Supplied records:
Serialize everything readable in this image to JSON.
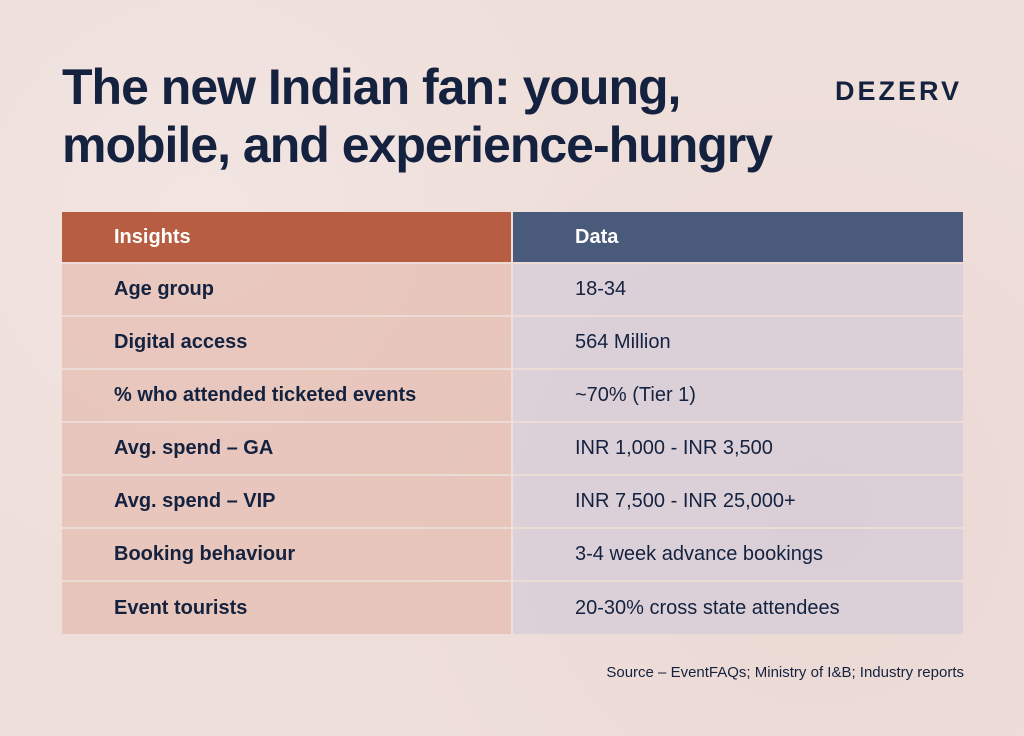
{
  "header": {
    "title_line1": "The new Indian fan: young,",
    "title_line2": "mobile, and experience-hungry",
    "brand": "DEZERV"
  },
  "table": {
    "columns": [
      "Insights",
      "Data"
    ],
    "rows": [
      {
        "insight": "Age group",
        "data": "18-34"
      },
      {
        "insight": "Digital access",
        "data": "564 Million"
      },
      {
        "insight": "% who attended ticketed events",
        "data": "~70% (Tier 1)"
      },
      {
        "insight": "Avg. spend – GA",
        "data": "INR 1,000 - INR 3,500"
      },
      {
        "insight": "Avg. spend – VIP",
        "data": "INR 7,500 - INR 25,000+"
      },
      {
        "insight": "Booking behaviour",
        "data": "3-4 week advance bookings"
      },
      {
        "insight": "Event tourists",
        "data": "20-30% cross state attendees"
      }
    ]
  },
  "footer": {
    "source": "Source – EventFAQs; Ministry of I&B; Industry reports"
  },
  "colors": {
    "background": "#efdfdb",
    "text": "#14223f",
    "header_insights": "#b75d41",
    "header_data": "#4a5a7a"
  }
}
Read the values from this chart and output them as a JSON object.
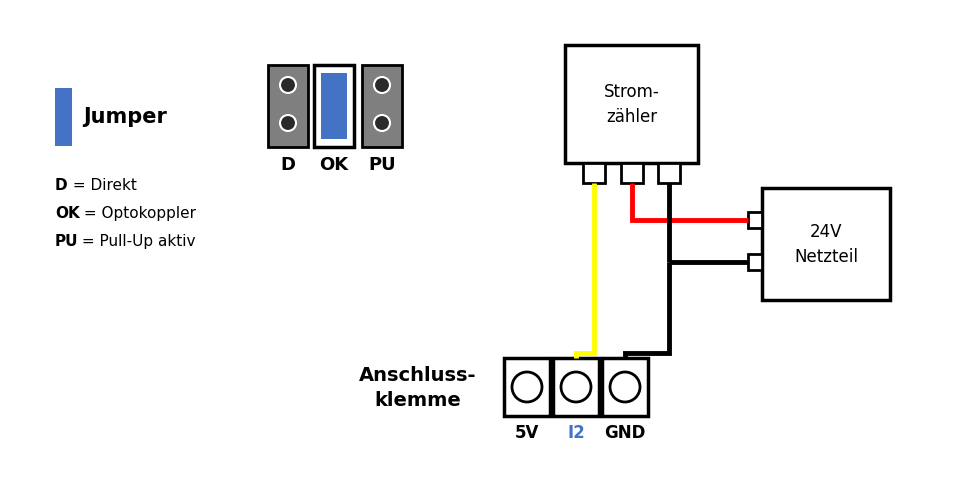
{
  "bg_color": "#ffffff",
  "blue_color": "#4472C4",
  "red_color": "#FF0000",
  "yellow_color": "#FFFF00",
  "black_color": "#000000",
  "gray_color": "#7F7F7F",
  "jumper_label": "Jumper",
  "legend_lines": [
    {
      "bold": "D",
      "rest": " = Direkt"
    },
    {
      "bold": "OK",
      "rest": " = Optokoppler"
    },
    {
      "bold": "PU",
      "rest": " = Pull-Up aktiv"
    }
  ],
  "jumper_labels": [
    "D",
    "OK",
    "PU"
  ],
  "stromzaehler_label": "Strom-\nzähler",
  "netzteil_label": "24V\nNetzteil",
  "anschluss_label": "Anschluss-\nklemme",
  "terminal_labels": [
    "5V",
    "I2",
    "GND"
  ],
  "terminal_label_colors": [
    "#000000",
    "#4472C4",
    "#000000"
  ]
}
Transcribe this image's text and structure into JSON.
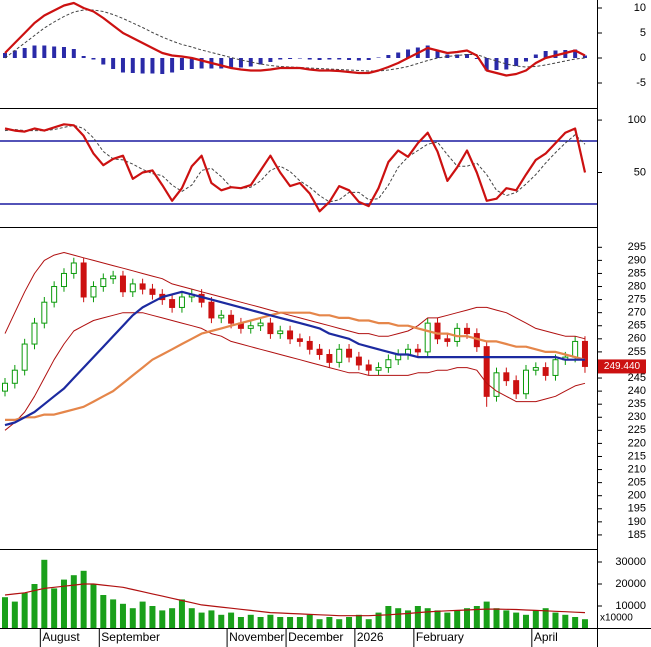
{
  "chart_data": [
    {
      "type": "combo",
      "ylim": [
        -9.8,
        11.6
      ],
      "yticks": [
        10,
        5,
        0,
        -5
      ],
      "series": [
        {
          "style": "bar",
          "color": "#2a2aa8",
          "values": [
            1,
            1.5,
            2,
            2.5,
            2.5,
            2.3,
            2.2,
            1.8,
            0.4,
            -0.3,
            -1.3,
            -2.2,
            -2.9,
            -3,
            -3.1,
            -3.1,
            -3.2,
            -2.9,
            -2.4,
            -2.2,
            -2.1,
            -2.1,
            -2.1,
            -2.1,
            -1.9,
            -1.7,
            -1.3,
            -0.8,
            -0.3,
            -0.2,
            -0.1,
            -0.3,
            -0.4,
            -0.3,
            -0.3,
            -0.4,
            -0.5,
            -0.4,
            0.1,
            0.6,
            1.1,
            1.7,
            2.1,
            2.5,
            1.5,
            0.7,
            0.7,
            0.8,
            -0.2,
            -2.5,
            -2.4,
            -2.3,
            -1.6,
            -0.7,
            0.7,
            1.4,
            1.5,
            1.6,
            1.7,
            0.5
          ]
        },
        {
          "style": "dashed",
          "color": "#444444",
          "values": [
            0,
            1.5,
            3,
            4.5,
            6,
            7.2,
            8.3,
            9.2,
            9.6,
            9.6,
            9.3,
            8.7,
            7.9,
            7,
            6.1,
            5.1,
            4.2,
            3.4,
            2.7,
            2.2,
            1.6,
            1.1,
            0.6,
            0.1,
            -0.4,
            -0.8,
            -1.2,
            -1.5,
            -1.7,
            -1.8,
            -1.9,
            -2,
            -2.1,
            -2.2,
            -2.3,
            -2.4,
            -2.5,
            -2.6,
            -2.6,
            -2.4,
            -2.1,
            -1.7,
            -1.1,
            -0.5,
            0,
            0.3,
            0.5,
            0.7,
            0.7,
            0,
            -0.6,
            -1.2,
            -1.6,
            -1.8,
            -1.7,
            -1.4,
            -1,
            -0.6,
            -0.2,
            0
          ]
        },
        {
          "style": "line",
          "color": "#cc1111",
          "values": [
            1,
            3,
            5,
            7,
            8.5,
            9.5,
            10.5,
            11,
            10,
            9.3,
            8,
            6.5,
            5,
            4,
            3,
            2,
            1,
            0.5,
            0.3,
            0,
            -0.5,
            -1,
            -1.5,
            -2,
            -2.3,
            -2.5,
            -2.5,
            -2.3,
            -2,
            -2,
            -2,
            -2.3,
            -2.5,
            -2.5,
            -2.6,
            -2.8,
            -3,
            -3,
            -2.5,
            -1.8,
            -1,
            0,
            1,
            2,
            1.5,
            1,
            1.2,
            1.5,
            0.5,
            -2.5,
            -3,
            -3.5,
            -3.2,
            -2.5,
            -1,
            0,
            0.5,
            1,
            1.5,
            0.5
          ]
        }
      ]
    },
    {
      "type": "line",
      "ylim": [
        -1,
        109.6
      ],
      "yticks": [
        100,
        50
      ],
      "hlines": [
        80,
        20
      ],
      "hline_color": "#1a1aa0",
      "series": [
        {
          "style": "dashed",
          "color": "#444444",
          "values": [
            90,
            91,
            90,
            90,
            90,
            91,
            93,
            95,
            92,
            83,
            70,
            63,
            62,
            58,
            53,
            49,
            47,
            38,
            32,
            38,
            52,
            54,
            46,
            36,
            35,
            36,
            42,
            52,
            56,
            51,
            42,
            36,
            28,
            22,
            24,
            31,
            31,
            24,
            25,
            38,
            55,
            65,
            71,
            77,
            79,
            67,
            56,
            56,
            59,
            48,
            33,
            28,
            31,
            39,
            48,
            59,
            69,
            78,
            86,
            77
          ]
        },
        {
          "style": "line",
          "color": "#cc1111",
          "values": [
            92,
            90,
            89,
            92,
            90,
            93,
            96,
            95,
            85,
            68,
            57,
            63,
            66,
            44,
            50,
            52,
            38,
            23,
            35,
            56,
            66,
            40,
            33,
            36,
            35,
            38,
            52,
            66,
            50,
            37,
            40,
            30,
            13,
            22,
            37,
            33,
            22,
            18,
            35,
            60,
            71,
            65,
            78,
            88,
            70,
            42,
            55,
            71,
            50,
            23,
            25,
            35,
            33,
            48,
            62,
            68,
            78,
            88,
            92,
            50
          ]
        }
      ]
    },
    {
      "type": "candlestick",
      "ylim": [
        180,
        302
      ],
      "yticks": [
        185,
        190,
        195,
        200,
        205,
        210,
        215,
        220,
        225,
        230,
        235,
        240,
        245,
        250,
        255,
        260,
        265,
        270,
        275,
        280,
        285,
        290,
        295
      ],
      "up_color": "#0a9a0a",
      "down_color": "#cc1111",
      "last_price": {
        "value": 249.44,
        "label": "249.440"
      },
      "ohlc": {
        "open": [
          240,
          243,
          248,
          258,
          266,
          274,
          280,
          285,
          289,
          276,
          280,
          283,
          284,
          278,
          281,
          279,
          277,
          275,
          272,
          276,
          277,
          274,
          268,
          269,
          266,
          264,
          265,
          266,
          262,
          263,
          260,
          259,
          256,
          254,
          251,
          256,
          253,
          250,
          248,
          249,
          252,
          254,
          256,
          255,
          266,
          260,
          259,
          264,
          262,
          257,
          238,
          247,
          244,
          239,
          248,
          249,
          246,
          252,
          253,
          259
        ],
        "high": [
          245,
          250,
          260,
          268,
          276,
          282,
          287,
          291,
          291,
          282,
          285,
          286,
          286,
          283,
          283,
          281,
          279,
          277,
          278,
          279,
          279,
          276,
          271,
          271,
          268,
          267,
          268,
          268,
          265,
          265,
          262,
          261,
          258,
          256,
          258,
          258,
          255,
          252,
          251,
          254,
          256,
          258,
          258,
          268,
          268,
          262,
          266,
          266,
          264,
          259,
          249,
          249,
          246,
          250,
          251,
          251,
          254,
          255,
          261,
          261
        ],
        "low": [
          238,
          241,
          246,
          256,
          264,
          272,
          278,
          283,
          274,
          274,
          278,
          281,
          276,
          276,
          277,
          275,
          273,
          270,
          270,
          274,
          272,
          266,
          266,
          264,
          262,
          262,
          263,
          260,
          260,
          258,
          257,
          254,
          252,
          249,
          249,
          251,
          248,
          246,
          246,
          247,
          250,
          252,
          253,
          253,
          258,
          257,
          257,
          260,
          255,
          234,
          236,
          242,
          237,
          237,
          246,
          244,
          244,
          250,
          251,
          247
        ],
        "close": [
          243,
          248,
          258,
          266,
          274,
          280,
          285,
          289,
          276,
          280,
          283,
          284,
          278,
          281,
          279,
          277,
          275,
          272,
          276,
          277,
          274,
          268,
          269,
          266,
          264,
          265,
          266,
          262,
          263,
          260,
          259,
          256,
          254,
          251,
          256,
          253,
          250,
          248,
          249,
          252,
          254,
          256,
          255,
          266,
          260,
          259,
          264,
          262,
          257,
          238,
          247,
          244,
          239,
          248,
          249,
          246,
          252,
          253,
          259,
          249.44
        ]
      },
      "series": [
        {
          "style": "line",
          "width": 1,
          "color": "#b01010",
          "values": [
            262,
            270,
            278,
            285,
            290,
            292,
            293,
            292,
            291,
            290,
            289,
            288,
            287,
            286,
            285,
            284,
            283,
            281,
            280,
            279,
            278,
            277,
            276,
            275,
            274,
            273,
            272,
            271,
            270,
            269,
            268,
            267,
            266,
            265,
            264,
            263,
            262,
            262,
            261,
            261,
            262,
            263,
            265,
            268,
            268,
            269,
            270,
            271,
            272,
            272,
            271,
            270,
            268,
            266,
            264,
            263,
            262,
            261,
            261,
            260
          ]
        },
        {
          "style": "line",
          "width": 1,
          "color": "#b01010",
          "values": [
            225,
            228,
            232,
            238,
            245,
            252,
            258,
            263,
            265,
            267,
            268,
            269,
            270,
            270,
            270,
            269,
            268,
            267,
            266,
            265,
            264,
            262,
            261,
            259,
            258,
            257,
            256,
            255,
            254,
            253,
            252,
            251,
            250,
            249,
            248,
            247,
            247,
            246,
            246,
            246,
            246,
            246,
            247,
            247,
            248,
            248,
            249,
            249,
            248,
            243,
            240,
            238,
            236,
            236,
            236,
            237,
            238,
            240,
            242,
            243
          ]
        },
        {
          "style": "line",
          "width": 2.2,
          "color": "#e5864a",
          "values": [
            229,
            229,
            230,
            230,
            231,
            231,
            232,
            233,
            234,
            236,
            238,
            240,
            243,
            246,
            249,
            252,
            254,
            256,
            258,
            260,
            262,
            263,
            264,
            265,
            266,
            267,
            268,
            269,
            270,
            270,
            270,
            270,
            269,
            269,
            268,
            268,
            267,
            267,
            266,
            266,
            265,
            265,
            264,
            263,
            262,
            262,
            261,
            261,
            260,
            259,
            259,
            258,
            257,
            257,
            256,
            255,
            255,
            254,
            253,
            252
          ]
        },
        {
          "style": "line",
          "width": 2.2,
          "color": "#1c2aa0",
          "values": [
            227,
            228,
            230,
            232,
            235,
            238,
            241,
            245,
            249,
            253,
            257,
            261,
            265,
            269,
            272,
            274,
            276,
            277,
            278,
            277,
            276,
            275,
            274,
            273,
            272,
            271,
            270,
            269,
            268,
            267,
            266,
            265,
            264,
            262,
            261,
            260,
            258,
            257,
            256,
            255,
            254,
            254,
            253,
            253,
            253,
            253,
            253,
            253,
            253,
            253,
            253,
            253,
            253,
            253,
            253,
            253,
            253,
            252,
            252,
            252
          ]
        }
      ]
    },
    {
      "type": "bar",
      "ylim": [
        0,
        35000
      ],
      "yticks": [
        30000,
        20000,
        10000
      ],
      "unit_label": "x10000",
      "categories": [
        null,
        null,
        null,
        null,
        "August",
        null,
        null,
        null,
        null,
        null,
        "September",
        null,
        null,
        null,
        null,
        null,
        null,
        null,
        null,
        null,
        null,
        null,
        null,
        "November",
        null,
        null,
        null,
        null,
        null,
        "December",
        null,
        null,
        null,
        null,
        null,
        null,
        "2026",
        null,
        null,
        null,
        null,
        null,
        "February",
        null,
        null,
        null,
        null,
        null,
        null,
        null,
        null,
        null,
        null,
        null,
        "April",
        null,
        null,
        null,
        null,
        null
      ],
      "series": [
        {
          "style": "bar",
          "color": "#1aa01a",
          "values": [
            14000,
            12000,
            16000,
            20000,
            31000,
            18000,
            22000,
            24000,
            26000,
            20000,
            15000,
            13000,
            11000,
            9000,
            12000,
            10000,
            8000,
            9000,
            13000,
            9000,
            7000,
            8000,
            6000,
            7000,
            5000,
            6000,
            5000,
            6000,
            5000,
            5000,
            5000,
            6000,
            4000,
            5000,
            4000,
            5000,
            6000,
            4000,
            7000,
            10000,
            9000,
            8000,
            10000,
            9000,
            8000,
            7000,
            8000,
            9000,
            10000,
            12000,
            9000,
            8000,
            7000,
            6000,
            8000,
            9000,
            7000,
            6000,
            5000,
            4000
          ]
        },
        {
          "style": "line",
          "width": 1.2,
          "color": "#b01010",
          "values": [
            15000,
            15500,
            16000,
            17000,
            18000,
            18500,
            19000,
            19500,
            20000,
            20000,
            19500,
            19000,
            18500,
            17500,
            16500,
            15500,
            14500,
            13500,
            12500,
            11500,
            10500,
            10000,
            9500,
            9000,
            8500,
            8000,
            7500,
            7000,
            6800,
            6600,
            6400,
            6200,
            6000,
            5800,
            5600,
            5600,
            5600,
            5600,
            5800,
            6000,
            6300,
            6600,
            7000,
            7300,
            7600,
            7800,
            8000,
            8200,
            8400,
            8600,
            8600,
            8500,
            8400,
            8200,
            8000,
            7800,
            7600,
            7400,
            7200,
            7000
          ]
        }
      ]
    }
  ]
}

Aim of the task: Using the records above, select and copy every line that has the word "image".

Solution to this task:
Serialize everything readable in this image to JSON.
Transcribe this image's text and structure into JSON.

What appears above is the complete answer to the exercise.